Given exercise:
Give a verbatim quotation of every record.

Material to process:
— Start —

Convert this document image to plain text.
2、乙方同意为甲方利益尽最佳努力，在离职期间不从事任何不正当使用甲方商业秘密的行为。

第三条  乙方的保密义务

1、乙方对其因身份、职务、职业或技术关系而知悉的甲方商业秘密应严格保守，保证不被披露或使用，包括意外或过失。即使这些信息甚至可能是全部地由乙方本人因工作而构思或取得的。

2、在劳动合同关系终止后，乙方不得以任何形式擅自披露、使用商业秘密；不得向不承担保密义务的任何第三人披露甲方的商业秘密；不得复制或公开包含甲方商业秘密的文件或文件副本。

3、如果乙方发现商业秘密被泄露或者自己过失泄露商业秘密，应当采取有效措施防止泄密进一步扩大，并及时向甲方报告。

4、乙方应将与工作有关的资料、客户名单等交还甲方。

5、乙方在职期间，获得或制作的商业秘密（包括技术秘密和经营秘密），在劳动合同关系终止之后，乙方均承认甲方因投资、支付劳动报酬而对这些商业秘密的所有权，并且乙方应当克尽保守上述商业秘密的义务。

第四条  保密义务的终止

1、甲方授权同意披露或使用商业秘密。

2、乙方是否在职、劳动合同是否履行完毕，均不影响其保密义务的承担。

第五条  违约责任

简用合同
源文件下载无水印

— End —

Completed task:
Convert this document image to plain text.
2、乙方同意为甲方利益尽最佳努力，在离职期间不从事任何不正当使用甲方商业秘密的行为。

第三条  乙方的保密义务

1、乙方对其因身份、职务、职业或技术关系而知悉的甲方商业秘密应严格保守，保证不被披露或使用，包括意外或过失。即使这些信息甚至可能是全部地由乙方本人因工作而构思或取得的。

2、在劳动合同关系终止后，乙方不得以任何形式擅自披露、使用商业秘密；不得向不承担保密义务的任何第三人披露甲方的商业秘密；不得复制或公开包含甲方商业秘密的文件或文件副本。

3、如果乙方发现商业秘密被泄露或者自己过失泄露商业秘密，应当采取有效措施防止泄密进一步扩大，并及时向甲方报告。

4、乙方应将与工作有关的资料、客户名单等交还甲方。

5、乙方在职期间，获得或制作的商业秘密（包括技术秘密和经营秘密），在劳动合同关系终止之后，乙方均承认甲方因投资、支付劳动报酬而对这些商业秘密的所有权，并且乙方应当克尽保守上述商业秘密的义务。

第四条  保密义务的终止

1、甲方授权同意披露或使用商业秘密。

2、乙方是否在职、劳动合同是否履行完毕，均不影响其保密义务的承担。

第五条  违约责任

简用合同
源文件下载无水印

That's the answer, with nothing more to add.